Start

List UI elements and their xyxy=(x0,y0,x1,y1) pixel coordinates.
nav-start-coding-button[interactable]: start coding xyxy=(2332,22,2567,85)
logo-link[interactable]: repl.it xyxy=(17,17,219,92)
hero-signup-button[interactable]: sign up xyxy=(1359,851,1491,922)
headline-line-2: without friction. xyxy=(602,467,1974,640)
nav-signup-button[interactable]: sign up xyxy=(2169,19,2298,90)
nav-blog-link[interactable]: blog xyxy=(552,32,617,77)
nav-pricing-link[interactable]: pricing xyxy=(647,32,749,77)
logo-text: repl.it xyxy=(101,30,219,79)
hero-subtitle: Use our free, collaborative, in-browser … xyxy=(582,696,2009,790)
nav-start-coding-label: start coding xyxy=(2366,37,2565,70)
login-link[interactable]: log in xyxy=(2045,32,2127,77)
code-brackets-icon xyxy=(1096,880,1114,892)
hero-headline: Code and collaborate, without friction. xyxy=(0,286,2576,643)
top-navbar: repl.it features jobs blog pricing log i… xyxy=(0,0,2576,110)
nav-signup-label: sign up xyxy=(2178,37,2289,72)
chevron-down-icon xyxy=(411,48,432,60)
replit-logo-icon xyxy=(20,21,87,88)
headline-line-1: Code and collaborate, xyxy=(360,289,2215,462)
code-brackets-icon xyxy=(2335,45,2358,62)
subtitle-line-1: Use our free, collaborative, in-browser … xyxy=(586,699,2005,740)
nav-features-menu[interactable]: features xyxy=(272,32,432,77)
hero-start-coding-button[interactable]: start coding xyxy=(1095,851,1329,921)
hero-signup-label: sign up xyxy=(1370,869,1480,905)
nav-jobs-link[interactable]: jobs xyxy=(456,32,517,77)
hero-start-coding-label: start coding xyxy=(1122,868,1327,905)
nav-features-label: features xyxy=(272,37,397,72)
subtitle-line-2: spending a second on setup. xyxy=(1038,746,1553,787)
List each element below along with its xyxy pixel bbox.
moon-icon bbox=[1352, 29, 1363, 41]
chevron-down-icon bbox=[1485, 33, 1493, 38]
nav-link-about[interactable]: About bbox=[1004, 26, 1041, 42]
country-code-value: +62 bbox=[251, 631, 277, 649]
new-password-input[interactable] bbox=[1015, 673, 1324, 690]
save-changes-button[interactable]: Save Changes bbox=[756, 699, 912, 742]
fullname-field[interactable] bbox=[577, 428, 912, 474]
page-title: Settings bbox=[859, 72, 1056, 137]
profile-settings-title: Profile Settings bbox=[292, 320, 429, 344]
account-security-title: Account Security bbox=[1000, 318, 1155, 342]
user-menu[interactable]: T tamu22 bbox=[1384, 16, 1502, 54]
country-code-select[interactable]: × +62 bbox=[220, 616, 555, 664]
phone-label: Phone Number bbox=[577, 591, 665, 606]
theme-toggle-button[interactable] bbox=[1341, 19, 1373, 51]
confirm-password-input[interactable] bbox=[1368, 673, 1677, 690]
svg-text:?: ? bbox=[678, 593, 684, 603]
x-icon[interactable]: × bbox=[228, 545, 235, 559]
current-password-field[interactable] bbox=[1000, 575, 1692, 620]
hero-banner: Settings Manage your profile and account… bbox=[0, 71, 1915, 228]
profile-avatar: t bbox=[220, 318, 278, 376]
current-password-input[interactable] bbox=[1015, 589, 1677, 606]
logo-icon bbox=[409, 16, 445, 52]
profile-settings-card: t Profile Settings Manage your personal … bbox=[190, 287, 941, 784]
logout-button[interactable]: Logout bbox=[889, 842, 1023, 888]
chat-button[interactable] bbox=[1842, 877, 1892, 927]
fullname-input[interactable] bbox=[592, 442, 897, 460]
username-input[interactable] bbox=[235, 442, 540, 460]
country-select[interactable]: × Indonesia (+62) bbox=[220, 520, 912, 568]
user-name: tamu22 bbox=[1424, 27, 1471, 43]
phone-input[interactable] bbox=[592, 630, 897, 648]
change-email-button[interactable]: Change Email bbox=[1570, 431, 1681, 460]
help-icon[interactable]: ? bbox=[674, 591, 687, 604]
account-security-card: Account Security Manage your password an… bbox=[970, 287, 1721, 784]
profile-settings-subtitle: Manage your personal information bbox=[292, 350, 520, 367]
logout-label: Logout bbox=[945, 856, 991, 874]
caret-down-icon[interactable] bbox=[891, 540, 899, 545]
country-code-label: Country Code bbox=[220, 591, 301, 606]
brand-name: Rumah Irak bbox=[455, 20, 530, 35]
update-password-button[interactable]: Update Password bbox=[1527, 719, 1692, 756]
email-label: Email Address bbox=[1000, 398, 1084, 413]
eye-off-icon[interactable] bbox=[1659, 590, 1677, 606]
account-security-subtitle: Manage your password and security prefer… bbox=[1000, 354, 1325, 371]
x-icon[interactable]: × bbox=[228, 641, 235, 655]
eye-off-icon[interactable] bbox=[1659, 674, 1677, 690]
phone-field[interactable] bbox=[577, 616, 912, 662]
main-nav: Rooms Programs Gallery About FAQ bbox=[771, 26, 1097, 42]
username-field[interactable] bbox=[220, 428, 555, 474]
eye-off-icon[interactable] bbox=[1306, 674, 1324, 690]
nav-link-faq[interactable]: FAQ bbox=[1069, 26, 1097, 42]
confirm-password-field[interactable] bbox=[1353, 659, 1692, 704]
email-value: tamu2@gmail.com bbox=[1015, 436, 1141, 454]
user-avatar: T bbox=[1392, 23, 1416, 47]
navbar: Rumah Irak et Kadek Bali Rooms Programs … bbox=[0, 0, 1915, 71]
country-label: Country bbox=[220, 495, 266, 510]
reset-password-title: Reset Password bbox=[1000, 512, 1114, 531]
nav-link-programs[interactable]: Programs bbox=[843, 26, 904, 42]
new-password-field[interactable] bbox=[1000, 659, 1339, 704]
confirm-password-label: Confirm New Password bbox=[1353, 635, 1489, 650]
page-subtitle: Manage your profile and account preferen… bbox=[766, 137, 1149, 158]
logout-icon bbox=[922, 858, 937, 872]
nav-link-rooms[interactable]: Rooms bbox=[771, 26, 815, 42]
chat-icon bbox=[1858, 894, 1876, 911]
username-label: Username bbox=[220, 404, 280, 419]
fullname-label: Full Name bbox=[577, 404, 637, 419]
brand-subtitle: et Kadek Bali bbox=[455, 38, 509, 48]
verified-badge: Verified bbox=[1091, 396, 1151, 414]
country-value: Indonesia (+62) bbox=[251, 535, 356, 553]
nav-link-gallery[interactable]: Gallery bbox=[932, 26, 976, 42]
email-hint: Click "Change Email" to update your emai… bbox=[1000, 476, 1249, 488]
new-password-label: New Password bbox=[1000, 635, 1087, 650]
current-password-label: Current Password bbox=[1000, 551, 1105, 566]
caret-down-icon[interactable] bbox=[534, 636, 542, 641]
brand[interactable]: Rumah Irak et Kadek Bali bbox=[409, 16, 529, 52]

End

▶ Instructions to follow: Rewrite the rows from the beginning through the row containing "hero-headline: Code and", replacing "start coding" with "get started" and leaving everything else unchanged.

▶ Result of the exercise:
List UI elements and their xyxy=(x0,y0,x1,y1) pixel coordinates.
nav-start-coding-button[interactable]: get started xyxy=(2332,22,2567,85)
logo-link[interactable]: repl.it xyxy=(17,17,219,92)
hero-signup-button[interactable]: sign up xyxy=(1359,851,1491,922)
headline-line-2: without friction. xyxy=(602,467,1974,640)
nav-signup-button[interactable]: sign up xyxy=(2169,19,2298,90)
nav-blog-link[interactable]: blog xyxy=(552,32,617,77)
nav-pricing-link[interactable]: pricing xyxy=(647,32,749,77)
logo-text: repl.it xyxy=(101,30,219,79)
hero-subtitle: Use our free, collaborative, in-browser … xyxy=(582,696,2009,790)
nav-start-coding-label: get started xyxy=(2366,37,2565,70)
login-link[interactable]: log in xyxy=(2045,32,2127,77)
code-brackets-icon xyxy=(1096,880,1114,892)
hero-headline: Code and collaborate, without friction. xyxy=(0,286,2576,643)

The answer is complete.